→ Provided records
— Start —

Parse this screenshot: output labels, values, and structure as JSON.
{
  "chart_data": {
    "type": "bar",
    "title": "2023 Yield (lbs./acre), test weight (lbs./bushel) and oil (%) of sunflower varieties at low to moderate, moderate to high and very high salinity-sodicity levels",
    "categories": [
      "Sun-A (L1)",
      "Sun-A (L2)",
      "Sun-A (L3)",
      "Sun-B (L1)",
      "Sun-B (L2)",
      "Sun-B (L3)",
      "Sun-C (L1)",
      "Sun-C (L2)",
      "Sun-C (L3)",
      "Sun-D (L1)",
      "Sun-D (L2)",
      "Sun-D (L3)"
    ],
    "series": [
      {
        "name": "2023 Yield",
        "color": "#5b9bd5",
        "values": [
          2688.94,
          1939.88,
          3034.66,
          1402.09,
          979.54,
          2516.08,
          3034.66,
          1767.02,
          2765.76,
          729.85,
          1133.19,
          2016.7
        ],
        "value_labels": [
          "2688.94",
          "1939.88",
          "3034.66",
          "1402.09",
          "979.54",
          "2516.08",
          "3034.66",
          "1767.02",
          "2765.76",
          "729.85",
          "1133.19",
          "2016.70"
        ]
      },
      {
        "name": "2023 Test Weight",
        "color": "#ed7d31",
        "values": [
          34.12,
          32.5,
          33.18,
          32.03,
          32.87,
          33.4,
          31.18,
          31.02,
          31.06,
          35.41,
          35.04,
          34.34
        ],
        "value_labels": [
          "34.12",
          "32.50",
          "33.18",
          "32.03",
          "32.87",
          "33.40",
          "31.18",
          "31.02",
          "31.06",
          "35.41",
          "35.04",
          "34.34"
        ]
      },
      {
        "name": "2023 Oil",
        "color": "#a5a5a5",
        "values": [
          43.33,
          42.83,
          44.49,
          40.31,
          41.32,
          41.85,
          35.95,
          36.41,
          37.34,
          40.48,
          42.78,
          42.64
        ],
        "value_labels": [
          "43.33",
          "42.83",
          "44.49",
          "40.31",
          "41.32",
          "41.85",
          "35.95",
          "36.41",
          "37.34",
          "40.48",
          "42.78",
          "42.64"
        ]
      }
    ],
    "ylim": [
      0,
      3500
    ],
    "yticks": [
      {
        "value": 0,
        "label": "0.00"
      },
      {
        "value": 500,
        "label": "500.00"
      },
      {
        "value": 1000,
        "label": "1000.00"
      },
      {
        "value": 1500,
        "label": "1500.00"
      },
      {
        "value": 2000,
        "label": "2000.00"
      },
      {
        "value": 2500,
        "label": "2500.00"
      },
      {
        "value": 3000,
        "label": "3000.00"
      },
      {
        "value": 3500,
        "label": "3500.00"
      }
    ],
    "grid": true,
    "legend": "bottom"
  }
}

— End —

→ Aim of the task
List every line above that contains the word "name".

→ Answer for this exercise
        "name": "2023 Yield",
        "name": "2023 Test Weight",
        "name": "2023 Oil",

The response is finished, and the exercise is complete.